[LeetCode] Non-overlapping Intervals 非重疊區間
阿新 • • 發佈:2018-12-27
Given a collection of intervals, find the minimum number of intervals you need to remove to make the rest of the intervals non-overlapping.
Note:
- You may assume the interval's end point is always bigger than its start point.
- Intervals like [1,2] and [2,3] have borders "touching" but they don't overlap each other.
Example 1:
Input: [ [1,2], [2,3], [3,4], [1,3] ] Output: 1 Explanation: [1,3] can be removed and the rest of intervals are non-overlapping.
Example 2:
Input: [ [1,2], [1,2], [1,2] ] Output: 2 Explanation: You need to remove two [1,2] to make the rest of intervals non-overlapping.
Example 3:
Input: [ [1,2], [2,3] ] Output: 0 Explanation: You don't need to remove any of the intervals since they're already non-overlapping.

数据部分:
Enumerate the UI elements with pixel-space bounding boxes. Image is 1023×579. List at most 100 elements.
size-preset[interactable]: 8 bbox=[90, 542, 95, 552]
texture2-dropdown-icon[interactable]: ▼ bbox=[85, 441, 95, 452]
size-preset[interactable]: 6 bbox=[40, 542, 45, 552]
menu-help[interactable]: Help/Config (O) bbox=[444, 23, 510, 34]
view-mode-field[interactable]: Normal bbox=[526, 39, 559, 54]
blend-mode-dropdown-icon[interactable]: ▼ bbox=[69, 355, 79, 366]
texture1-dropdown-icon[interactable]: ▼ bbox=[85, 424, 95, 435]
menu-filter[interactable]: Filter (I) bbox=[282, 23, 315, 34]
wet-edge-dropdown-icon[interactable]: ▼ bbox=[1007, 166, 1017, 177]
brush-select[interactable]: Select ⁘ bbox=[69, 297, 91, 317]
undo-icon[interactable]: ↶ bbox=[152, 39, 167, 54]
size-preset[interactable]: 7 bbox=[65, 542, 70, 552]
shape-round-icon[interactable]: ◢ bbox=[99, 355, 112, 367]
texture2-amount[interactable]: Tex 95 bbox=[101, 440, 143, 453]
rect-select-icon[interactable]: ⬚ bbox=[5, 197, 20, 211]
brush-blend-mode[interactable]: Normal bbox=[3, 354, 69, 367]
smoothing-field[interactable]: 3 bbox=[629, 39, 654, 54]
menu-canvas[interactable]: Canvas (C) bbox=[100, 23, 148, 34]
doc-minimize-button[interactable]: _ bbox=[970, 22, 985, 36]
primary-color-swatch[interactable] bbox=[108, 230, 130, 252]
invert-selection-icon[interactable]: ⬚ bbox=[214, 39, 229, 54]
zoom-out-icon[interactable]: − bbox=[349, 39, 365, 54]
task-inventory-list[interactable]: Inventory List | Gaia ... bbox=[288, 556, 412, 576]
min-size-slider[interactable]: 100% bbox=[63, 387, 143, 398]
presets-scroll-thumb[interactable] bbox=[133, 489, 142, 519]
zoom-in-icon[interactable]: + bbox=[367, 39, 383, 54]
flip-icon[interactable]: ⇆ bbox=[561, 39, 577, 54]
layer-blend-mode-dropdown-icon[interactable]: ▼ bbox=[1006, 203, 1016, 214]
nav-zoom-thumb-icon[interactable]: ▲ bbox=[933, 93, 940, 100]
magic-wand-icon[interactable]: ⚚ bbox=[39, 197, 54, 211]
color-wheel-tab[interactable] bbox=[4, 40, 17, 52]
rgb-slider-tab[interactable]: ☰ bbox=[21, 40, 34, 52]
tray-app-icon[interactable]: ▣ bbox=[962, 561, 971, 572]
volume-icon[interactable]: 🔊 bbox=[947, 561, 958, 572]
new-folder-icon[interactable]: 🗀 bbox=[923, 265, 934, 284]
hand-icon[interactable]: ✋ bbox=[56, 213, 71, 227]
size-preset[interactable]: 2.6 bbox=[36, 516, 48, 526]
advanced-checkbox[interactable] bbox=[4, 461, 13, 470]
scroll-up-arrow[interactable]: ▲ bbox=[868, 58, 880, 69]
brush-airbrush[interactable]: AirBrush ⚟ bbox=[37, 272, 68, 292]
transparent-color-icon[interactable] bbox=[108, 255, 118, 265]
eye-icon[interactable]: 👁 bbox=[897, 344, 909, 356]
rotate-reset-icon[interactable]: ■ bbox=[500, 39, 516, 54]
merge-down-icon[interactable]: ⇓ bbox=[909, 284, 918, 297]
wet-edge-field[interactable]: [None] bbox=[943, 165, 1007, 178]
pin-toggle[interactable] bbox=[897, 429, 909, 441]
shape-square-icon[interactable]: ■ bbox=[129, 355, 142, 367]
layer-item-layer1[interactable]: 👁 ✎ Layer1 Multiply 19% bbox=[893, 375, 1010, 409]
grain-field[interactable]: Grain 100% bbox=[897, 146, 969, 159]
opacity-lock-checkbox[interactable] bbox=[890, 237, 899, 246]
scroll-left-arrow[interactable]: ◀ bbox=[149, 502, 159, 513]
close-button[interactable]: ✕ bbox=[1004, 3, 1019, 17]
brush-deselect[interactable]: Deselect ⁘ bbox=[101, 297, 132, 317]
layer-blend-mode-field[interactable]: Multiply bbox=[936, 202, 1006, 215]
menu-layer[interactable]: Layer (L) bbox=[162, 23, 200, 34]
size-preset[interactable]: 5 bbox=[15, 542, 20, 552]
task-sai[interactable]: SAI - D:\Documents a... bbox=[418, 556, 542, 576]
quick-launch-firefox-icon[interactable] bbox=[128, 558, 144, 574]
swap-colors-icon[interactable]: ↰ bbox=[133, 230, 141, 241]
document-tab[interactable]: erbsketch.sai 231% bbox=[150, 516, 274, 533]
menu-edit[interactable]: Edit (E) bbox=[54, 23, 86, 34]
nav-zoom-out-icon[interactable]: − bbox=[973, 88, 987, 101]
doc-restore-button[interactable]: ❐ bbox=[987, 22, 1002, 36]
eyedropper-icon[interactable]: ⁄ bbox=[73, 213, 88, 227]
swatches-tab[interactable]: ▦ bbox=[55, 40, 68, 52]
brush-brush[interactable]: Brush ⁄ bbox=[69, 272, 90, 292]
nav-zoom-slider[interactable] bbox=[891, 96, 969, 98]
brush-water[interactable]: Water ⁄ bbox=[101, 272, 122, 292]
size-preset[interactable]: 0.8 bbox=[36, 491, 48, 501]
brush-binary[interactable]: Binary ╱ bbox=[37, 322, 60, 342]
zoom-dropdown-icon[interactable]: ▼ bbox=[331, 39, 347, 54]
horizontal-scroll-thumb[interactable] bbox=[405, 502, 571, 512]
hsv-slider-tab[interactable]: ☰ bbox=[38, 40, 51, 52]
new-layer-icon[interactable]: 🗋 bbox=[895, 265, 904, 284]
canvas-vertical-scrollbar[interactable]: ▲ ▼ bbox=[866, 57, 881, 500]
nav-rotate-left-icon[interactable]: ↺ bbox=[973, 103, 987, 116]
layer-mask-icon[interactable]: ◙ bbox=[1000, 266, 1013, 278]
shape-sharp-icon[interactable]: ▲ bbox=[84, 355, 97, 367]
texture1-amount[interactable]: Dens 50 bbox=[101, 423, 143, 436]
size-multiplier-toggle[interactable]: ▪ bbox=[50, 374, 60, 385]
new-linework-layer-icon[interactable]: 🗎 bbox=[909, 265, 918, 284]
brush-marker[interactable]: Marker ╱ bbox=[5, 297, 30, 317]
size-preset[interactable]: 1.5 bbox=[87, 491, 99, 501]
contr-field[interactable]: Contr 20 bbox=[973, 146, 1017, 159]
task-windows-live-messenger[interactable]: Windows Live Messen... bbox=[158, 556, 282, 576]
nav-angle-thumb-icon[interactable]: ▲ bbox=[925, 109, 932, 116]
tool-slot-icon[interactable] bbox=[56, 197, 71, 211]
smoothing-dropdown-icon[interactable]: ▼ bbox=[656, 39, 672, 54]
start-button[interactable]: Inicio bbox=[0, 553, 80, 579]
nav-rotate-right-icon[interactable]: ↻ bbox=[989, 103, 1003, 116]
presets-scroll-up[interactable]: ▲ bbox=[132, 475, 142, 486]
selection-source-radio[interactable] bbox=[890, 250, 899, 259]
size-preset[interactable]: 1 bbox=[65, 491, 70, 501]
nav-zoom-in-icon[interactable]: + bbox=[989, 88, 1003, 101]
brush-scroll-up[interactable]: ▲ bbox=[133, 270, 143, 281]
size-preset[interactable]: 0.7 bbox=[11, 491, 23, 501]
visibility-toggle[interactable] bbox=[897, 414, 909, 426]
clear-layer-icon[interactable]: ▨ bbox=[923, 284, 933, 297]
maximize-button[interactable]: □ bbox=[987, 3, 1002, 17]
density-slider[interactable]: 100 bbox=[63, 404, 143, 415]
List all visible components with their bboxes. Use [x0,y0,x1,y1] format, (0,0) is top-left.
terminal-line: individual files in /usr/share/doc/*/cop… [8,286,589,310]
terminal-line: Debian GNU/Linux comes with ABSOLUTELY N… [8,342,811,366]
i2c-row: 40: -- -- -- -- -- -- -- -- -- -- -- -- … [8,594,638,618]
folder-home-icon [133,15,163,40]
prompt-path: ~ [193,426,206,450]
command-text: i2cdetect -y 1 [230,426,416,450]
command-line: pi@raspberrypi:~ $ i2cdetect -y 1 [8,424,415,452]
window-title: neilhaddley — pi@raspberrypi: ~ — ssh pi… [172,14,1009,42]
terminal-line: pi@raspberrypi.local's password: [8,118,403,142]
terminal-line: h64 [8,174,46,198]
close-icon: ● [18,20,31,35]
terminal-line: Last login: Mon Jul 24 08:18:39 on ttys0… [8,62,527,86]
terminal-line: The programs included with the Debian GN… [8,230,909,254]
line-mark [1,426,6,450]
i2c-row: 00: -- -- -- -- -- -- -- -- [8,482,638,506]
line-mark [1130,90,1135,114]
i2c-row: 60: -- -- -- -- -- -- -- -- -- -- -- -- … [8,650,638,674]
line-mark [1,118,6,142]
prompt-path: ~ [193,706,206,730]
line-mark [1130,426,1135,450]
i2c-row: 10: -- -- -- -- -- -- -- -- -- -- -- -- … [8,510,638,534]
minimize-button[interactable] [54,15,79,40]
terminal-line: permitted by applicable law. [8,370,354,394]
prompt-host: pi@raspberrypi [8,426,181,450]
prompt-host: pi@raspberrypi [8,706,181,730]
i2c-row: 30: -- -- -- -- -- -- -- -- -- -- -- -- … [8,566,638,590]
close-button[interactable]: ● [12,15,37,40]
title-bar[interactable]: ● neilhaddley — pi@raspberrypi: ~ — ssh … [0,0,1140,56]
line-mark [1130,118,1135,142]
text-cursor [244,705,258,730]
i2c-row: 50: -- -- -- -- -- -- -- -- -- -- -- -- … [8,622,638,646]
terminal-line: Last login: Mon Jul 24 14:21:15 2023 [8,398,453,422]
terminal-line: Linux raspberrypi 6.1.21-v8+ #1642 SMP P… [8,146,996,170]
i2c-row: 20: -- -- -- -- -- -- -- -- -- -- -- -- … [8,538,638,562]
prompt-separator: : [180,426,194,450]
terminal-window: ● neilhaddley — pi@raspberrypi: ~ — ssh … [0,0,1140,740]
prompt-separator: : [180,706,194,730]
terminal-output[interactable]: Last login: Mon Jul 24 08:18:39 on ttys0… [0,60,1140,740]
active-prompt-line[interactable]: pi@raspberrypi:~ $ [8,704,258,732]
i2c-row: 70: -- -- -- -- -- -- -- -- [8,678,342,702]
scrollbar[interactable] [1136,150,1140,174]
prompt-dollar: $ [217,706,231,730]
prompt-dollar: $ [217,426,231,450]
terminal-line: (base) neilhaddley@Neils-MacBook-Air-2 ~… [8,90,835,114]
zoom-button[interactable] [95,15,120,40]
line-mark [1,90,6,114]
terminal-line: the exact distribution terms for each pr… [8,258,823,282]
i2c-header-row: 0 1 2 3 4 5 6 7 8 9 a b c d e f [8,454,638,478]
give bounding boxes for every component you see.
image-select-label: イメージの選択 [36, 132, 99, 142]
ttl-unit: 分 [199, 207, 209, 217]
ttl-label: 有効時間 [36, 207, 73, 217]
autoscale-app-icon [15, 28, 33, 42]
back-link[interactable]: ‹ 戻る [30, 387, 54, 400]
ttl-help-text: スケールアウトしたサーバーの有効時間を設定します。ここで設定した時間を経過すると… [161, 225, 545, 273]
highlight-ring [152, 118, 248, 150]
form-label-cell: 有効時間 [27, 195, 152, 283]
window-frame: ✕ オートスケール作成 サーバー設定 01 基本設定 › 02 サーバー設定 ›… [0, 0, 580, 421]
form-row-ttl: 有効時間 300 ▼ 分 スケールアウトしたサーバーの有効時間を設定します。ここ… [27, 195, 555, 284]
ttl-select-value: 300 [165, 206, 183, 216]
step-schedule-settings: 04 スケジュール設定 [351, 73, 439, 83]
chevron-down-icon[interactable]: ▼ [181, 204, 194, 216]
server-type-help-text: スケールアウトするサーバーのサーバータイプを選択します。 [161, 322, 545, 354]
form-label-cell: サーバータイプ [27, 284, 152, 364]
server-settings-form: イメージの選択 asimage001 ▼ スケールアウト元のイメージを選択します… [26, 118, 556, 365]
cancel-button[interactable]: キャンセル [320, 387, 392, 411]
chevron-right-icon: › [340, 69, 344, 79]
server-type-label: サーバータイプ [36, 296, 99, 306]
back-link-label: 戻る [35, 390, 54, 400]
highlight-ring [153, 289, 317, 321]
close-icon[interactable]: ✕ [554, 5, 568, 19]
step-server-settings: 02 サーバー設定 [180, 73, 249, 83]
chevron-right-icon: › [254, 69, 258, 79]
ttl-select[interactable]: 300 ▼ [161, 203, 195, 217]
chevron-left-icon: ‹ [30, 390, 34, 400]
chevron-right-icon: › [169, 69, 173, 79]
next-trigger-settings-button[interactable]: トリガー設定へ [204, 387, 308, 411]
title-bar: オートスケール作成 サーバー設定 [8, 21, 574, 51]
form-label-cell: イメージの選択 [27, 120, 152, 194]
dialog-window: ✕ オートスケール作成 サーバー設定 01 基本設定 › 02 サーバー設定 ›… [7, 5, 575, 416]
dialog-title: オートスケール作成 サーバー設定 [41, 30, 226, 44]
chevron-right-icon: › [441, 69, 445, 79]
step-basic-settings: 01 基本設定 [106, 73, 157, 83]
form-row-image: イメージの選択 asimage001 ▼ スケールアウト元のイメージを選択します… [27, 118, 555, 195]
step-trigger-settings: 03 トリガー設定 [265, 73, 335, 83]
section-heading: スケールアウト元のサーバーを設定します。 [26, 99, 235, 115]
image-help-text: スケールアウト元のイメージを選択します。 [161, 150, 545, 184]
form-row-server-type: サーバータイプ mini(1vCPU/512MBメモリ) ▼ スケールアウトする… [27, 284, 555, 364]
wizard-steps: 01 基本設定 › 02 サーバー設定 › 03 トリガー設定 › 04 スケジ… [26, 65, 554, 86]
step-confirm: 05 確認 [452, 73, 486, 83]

问题描述:
将上文关于非重叠区间的页面文本逐字完整地重复一遍。

最终结果:
[LeetCode] Non-overlapping Intervals 非重疊區間
阿新 • • 發佈:2018-12-27
Given a collection of intervals, find the minimum number of intervals you need to remove to make the rest of the intervals non-overlapping.
Note:
- You may assume the interval's end point is always bigger than its start point.
- Intervals like [1,2] and [2,3] have borders "touching" but they don't overlap each other.
Example 1:
Input: [ [1,2], [2,3], [3,4], [1,3] ] Output: 1 Explanation: [1,3] can be removed and the rest of intervals are non-overlapping.
Example 2:
Input: [ [1,2], [1,2], [1,2] ] Output: 2 Explanation: You need to remove two [1,2] to make the rest of intervals non-overlapping.
Example 3:
Input: [ [1,2], [2,3] ] Output: 0 Explanation: You don't need to remove any of the intervals since they're already non-overlapping.